• **RECORDS FOR THE TASK**:
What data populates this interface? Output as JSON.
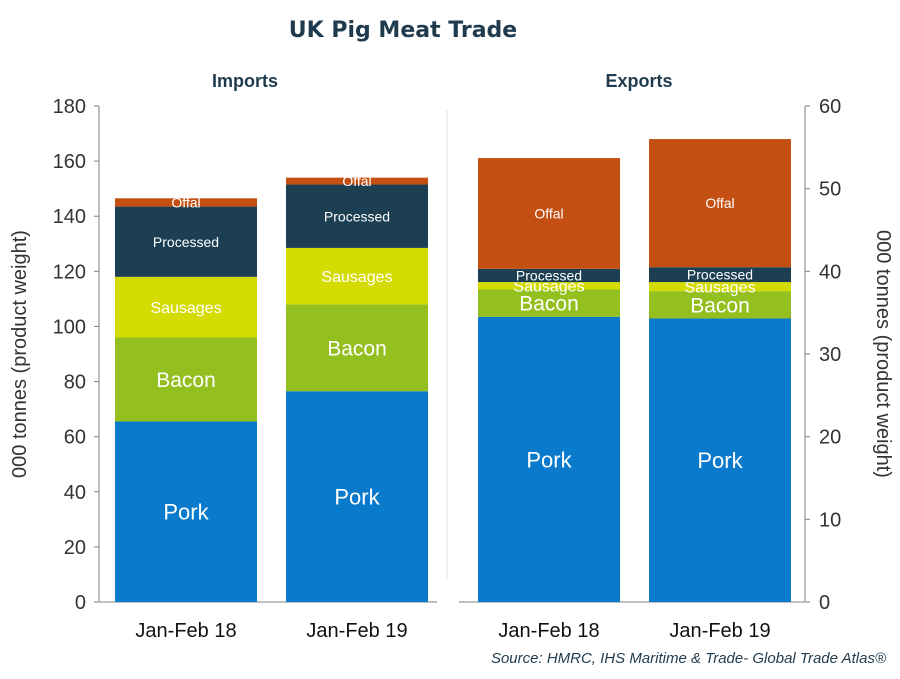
{
  "page": {
    "title": "UK Pig Meat  Trade",
    "source": "Source: HMRC, IHS Maritime & Trade- Global Trade Atlas®"
  },
  "chart_data": [
    {
      "type": "bar",
      "stacked": true,
      "title": "Imports",
      "ylabel": "000 tonnes  (product weight)",
      "ylim": [
        0,
        180
      ],
      "yticks": [
        0,
        20,
        40,
        60,
        80,
        100,
        120,
        140,
        160,
        180
      ],
      "axis_side": "left",
      "categories": [
        "Jan-Feb 18",
        "Jan-Feb 19"
      ],
      "series": [
        {
          "name": "Pork",
          "color": "#0a7bcc",
          "values": [
            65.5,
            76.5
          ]
        },
        {
          "name": "Bacon",
          "color": "#93bf1f",
          "values": [
            30.5,
            31.5
          ]
        },
        {
          "name": "Sausages",
          "color": "#d4db00",
          "values": [
            22,
            20.5
          ]
        },
        {
          "name": "Processed",
          "color": "#1c3f54",
          "values": [
            25.5,
            23
          ]
        },
        {
          "name": "Offal",
          "color": "#c44f12",
          "values": [
            3,
            2.5
          ]
        }
      ]
    },
    {
      "type": "bar",
      "stacked": true,
      "title": "Exports",
      "ylabel": "000 tonnes (product weight)",
      "ylim": [
        0,
        60
      ],
      "yticks": [
        0,
        10,
        20,
        30,
        40,
        50,
        60
      ],
      "axis_side": "right",
      "categories": [
        "Jan-Feb 18",
        "Jan-Feb 19"
      ],
      "series": [
        {
          "name": "Pork",
          "color": "#0a7bcc",
          "values": [
            34.5,
            34.3
          ]
        },
        {
          "name": "Bacon",
          "color": "#93bf1f",
          "values": [
            3.3,
            3.3
          ]
        },
        {
          "name": "Sausages",
          "color": "#d4db00",
          "values": [
            0.9,
            1.1
          ]
        },
        {
          "name": "Processed",
          "color": "#1c3f54",
          "values": [
            1.6,
            1.8
          ]
        },
        {
          "name": "Offal",
          "color": "#c44f12",
          "values": [
            13.4,
            15.5
          ]
        }
      ]
    }
  ]
}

• **REQUEST**:
In the copy, include no pictures; restate the listing above exactly.

• **CORRECT ANSWER**:
What data populates this interface? Output as JSON.
{
  "page": {
    "title": "UK Pig Meat  Trade",
    "source": "Source: HMRC, IHS Maritime & Trade- Global Trade Atlas®"
  },
  "chart_data": [
    {
      "type": "bar",
      "stacked": true,
      "title": "Imports",
      "ylabel": "000 tonnes  (product weight)",
      "ylim": [
        0,
        180
      ],
      "yticks": [
        0,
        20,
        40,
        60,
        80,
        100,
        120,
        140,
        160,
        180
      ],
      "axis_side": "left",
      "categories": [
        "Jan-Feb 18",
        "Jan-Feb 19"
      ],
      "series": [
        {
          "name": "Pork",
          "color": "#0a7bcc",
          "values": [
            65.5,
            76.5
          ]
        },
        {
          "name": "Bacon",
          "color": "#93bf1f",
          "values": [
            30.5,
            31.5
          ]
        },
        {
          "name": "Sausages",
          "color": "#d4db00",
          "values": [
            22,
            20.5
          ]
        },
        {
          "name": "Processed",
          "color": "#1c3f54",
          "values": [
            25.5,
            23
          ]
        },
        {
          "name": "Offal",
          "color": "#c44f12",
          "values": [
            3,
            2.5
          ]
        }
      ]
    },
    {
      "type": "bar",
      "stacked": true,
      "title": "Exports",
      "ylabel": "000 tonnes (product weight)",
      "ylim": [
        0,
        60
      ],
      "yticks": [
        0,
        10,
        20,
        30,
        40,
        50,
        60
      ],
      "axis_side": "right",
      "categories": [
        "Jan-Feb 18",
        "Jan-Feb 19"
      ],
      "series": [
        {
          "name": "Pork",
          "color": "#0a7bcc",
          "values": [
            34.5,
            34.3
          ]
        },
        {
          "name": "Bacon",
          "color": "#93bf1f",
          "values": [
            3.3,
            3.3
          ]
        },
        {
          "name": "Sausages",
          "color": "#d4db00",
          "values": [
            0.9,
            1.1
          ]
        },
        {
          "name": "Processed",
          "color": "#1c3f54",
          "values": [
            1.6,
            1.8
          ]
        },
        {
          "name": "Offal",
          "color": "#c44f12",
          "values": [
            13.4,
            15.5
          ]
        }
      ]
    }
  ]
}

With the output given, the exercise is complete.